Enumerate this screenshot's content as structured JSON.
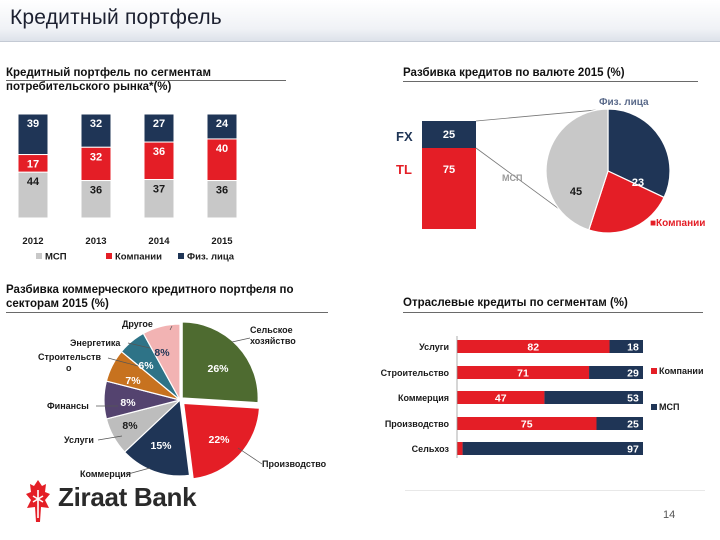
{
  "title": "Кредитный портфель",
  "page_number": "14",
  "brand": {
    "logo_text": "Ziraat Bank",
    "primary": "#e41e26",
    "dark": "#1f3556",
    "gray": "#c8c8c8"
  },
  "chart_data": [
    {
      "id": "segments",
      "type": "bar",
      "stacked": true,
      "title": "Кредитный портфель по сегментам потребительского рынка*(%)",
      "title_lines": [
        "Кредитный портфель по сегментам",
        "потребительского рынка*(%)"
      ],
      "categories": [
        "2012",
        "2013",
        "2014",
        "2015"
      ],
      "series": [
        {
          "name": "МСП",
          "color": "#c8c8c8",
          "values": [
            44,
            36,
            37,
            36
          ]
        },
        {
          "name": "Компании",
          "color": "#e41e26",
          "values": [
            17,
            32,
            36,
            40
          ]
        },
        {
          "name": "Физ. лица",
          "color": "#1f3556",
          "values": [
            39,
            32,
            27,
            24
          ]
        }
      ],
      "legend": [
        "МСП",
        "Компании",
        "Физ. лица"
      ],
      "ylim": [
        0,
        100
      ]
    },
    {
      "id": "currency",
      "type": "bar",
      "stacked": true,
      "title": "Разбивка кредитов по валюте  2015 (%)",
      "categories": [
        "2015"
      ],
      "series": [
        {
          "name": "TL",
          "color": "#e41e26",
          "value": 75
        },
        {
          "name": "FX",
          "color": "#1f3556",
          "value": 25
        }
      ],
      "axis_labels": [
        "FX",
        "TL"
      ]
    },
    {
      "id": "currency_fx_pie",
      "type": "pie",
      "slices": [
        {
          "label": "Физ. лица",
          "value": 32,
          "color": "#1f3556"
        },
        {
          "label": "Компании",
          "value": 23,
          "color": "#e41e26"
        },
        {
          "label": "МСП",
          "value": 45,
          "color": "#c8c8c8"
        }
      ]
    },
    {
      "id": "sectors",
      "type": "pie",
      "title": "Разбивка коммерческого кредитного портфеля по секторам 2015 (%)",
      "title_lines": [
        "Разбивка коммерческого кредитного портфеля по",
        "секторам 2015 (%)"
      ],
      "slices": [
        {
          "label": "Сельское хозяйство",
          "label_lines": [
            "Сельское",
            "хозяйство"
          ],
          "value": 26,
          "display": "26%",
          "color": "#4e6b30"
        },
        {
          "label": "Производство",
          "value": 22,
          "display": "22%",
          "color": "#e41e26"
        },
        {
          "label": "Коммерция",
          "value": 15,
          "display": "15%",
          "color": "#1f3556"
        },
        {
          "label": "Услуги",
          "value": 8,
          "display": "8%",
          "color": "#bdbdbd"
        },
        {
          "label": "Финансы",
          "value": 8,
          "display": "8%",
          "color": "#54436f"
        },
        {
          "label": "Строительство",
          "label_lines": [
            "Строительств",
            "о"
          ],
          "value": 7,
          "display": "7%",
          "color": "#c7721f"
        },
        {
          "label": "Энергетика",
          "value": 6,
          "display": "6%",
          "color": "#2e7387"
        },
        {
          "label": "Другое",
          "value": 8,
          "display": "8%",
          "color": "#f2b3b3"
        }
      ]
    },
    {
      "id": "industry",
      "type": "bar",
      "orientation": "horizontal",
      "stacked": true,
      "title": "Отраслевые кредиты по сегментам (%)",
      "categories": [
        "Услуги",
        "Строительство",
        "Коммерция",
        "Производство",
        "Сельхоз"
      ],
      "series": [
        {
          "name": "Компании",
          "color": "#e41e26",
          "values": [
            82,
            71,
            47,
            75,
            3
          ]
        },
        {
          "name": "МСП",
          "color": "#1f3556",
          "values": [
            18,
            29,
            53,
            25,
            97
          ]
        }
      ],
      "legend": [
        "Компании",
        "МСП"
      ],
      "xlim": [
        0,
        100
      ]
    }
  ]
}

* _Brief_: Copy out all the entries exactly. Images stay out of the copy.

* _Reply to the exercise_:
Enumerate this screenshot's content as structured JSON.
{
  "title": "Кредитный портфель",
  "page_number": "14",
  "brand": {
    "logo_text": "Ziraat Bank",
    "primary": "#e41e26",
    "dark": "#1f3556",
    "gray": "#c8c8c8"
  },
  "chart_data": [
    {
      "id": "segments",
      "type": "bar",
      "stacked": true,
      "title": "Кредитный портфель по сегментам потребительского рынка*(%)",
      "title_lines": [
        "Кредитный портфель по сегментам",
        "потребительского рынка*(%)"
      ],
      "categories": [
        "2012",
        "2013",
        "2014",
        "2015"
      ],
      "series": [
        {
          "name": "МСП",
          "color": "#c8c8c8",
          "values": [
            44,
            36,
            37,
            36
          ]
        },
        {
          "name": "Компании",
          "color": "#e41e26",
          "values": [
            17,
            32,
            36,
            40
          ]
        },
        {
          "name": "Физ. лица",
          "color": "#1f3556",
          "values": [
            39,
            32,
            27,
            24
          ]
        }
      ],
      "legend": [
        "МСП",
        "Компании",
        "Физ. лица"
      ],
      "ylim": [
        0,
        100
      ]
    },
    {
      "id": "currency",
      "type": "bar",
      "stacked": true,
      "title": "Разбивка кредитов по валюте  2015 (%)",
      "categories": [
        "2015"
      ],
      "series": [
        {
          "name": "TL",
          "color": "#e41e26",
          "value": 75
        },
        {
          "name": "FX",
          "color": "#1f3556",
          "value": 25
        }
      ],
      "axis_labels": [
        "FX",
        "TL"
      ]
    },
    {
      "id": "currency_fx_pie",
      "type": "pie",
      "slices": [
        {
          "label": "Физ. лица",
          "value": 32,
          "color": "#1f3556"
        },
        {
          "label": "Компании",
          "value": 23,
          "color": "#e41e26"
        },
        {
          "label": "МСП",
          "value": 45,
          "color": "#c8c8c8"
        }
      ]
    },
    {
      "id": "sectors",
      "type": "pie",
      "title": "Разбивка коммерческого кредитного портфеля по секторам 2015 (%)",
      "title_lines": [
        "Разбивка коммерческого кредитного портфеля по",
        "секторам 2015 (%)"
      ],
      "slices": [
        {
          "label": "Сельское хозяйство",
          "label_lines": [
            "Сельское",
            "хозяйство"
          ],
          "value": 26,
          "display": "26%",
          "color": "#4e6b30"
        },
        {
          "label": "Производство",
          "value": 22,
          "display": "22%",
          "color": "#e41e26"
        },
        {
          "label": "Коммерция",
          "value": 15,
          "display": "15%",
          "color": "#1f3556"
        },
        {
          "label": "Услуги",
          "value": 8,
          "display": "8%",
          "color": "#bdbdbd"
        },
        {
          "label": "Финансы",
          "value": 8,
          "display": "8%",
          "color": "#54436f"
        },
        {
          "label": "Строительство",
          "label_lines": [
            "Строительств",
            "о"
          ],
          "value": 7,
          "display": "7%",
          "color": "#c7721f"
        },
        {
          "label": "Энергетика",
          "value": 6,
          "display": "6%",
          "color": "#2e7387"
        },
        {
          "label": "Другое",
          "value": 8,
          "display": "8%",
          "color": "#f2b3b3"
        }
      ]
    },
    {
      "id": "industry",
      "type": "bar",
      "orientation": "horizontal",
      "stacked": true,
      "title": "Отраслевые кредиты по сегментам (%)",
      "categories": [
        "Услуги",
        "Строительство",
        "Коммерция",
        "Производство",
        "Сельхоз"
      ],
      "series": [
        {
          "name": "Компании",
          "color": "#e41e26",
          "values": [
            82,
            71,
            47,
            75,
            3
          ]
        },
        {
          "name": "МСП",
          "color": "#1f3556",
          "values": [
            18,
            29,
            53,
            25,
            97
          ]
        }
      ],
      "legend": [
        "Компании",
        "МСП"
      ],
      "xlim": [
        0,
        100
      ]
    }
  ]
}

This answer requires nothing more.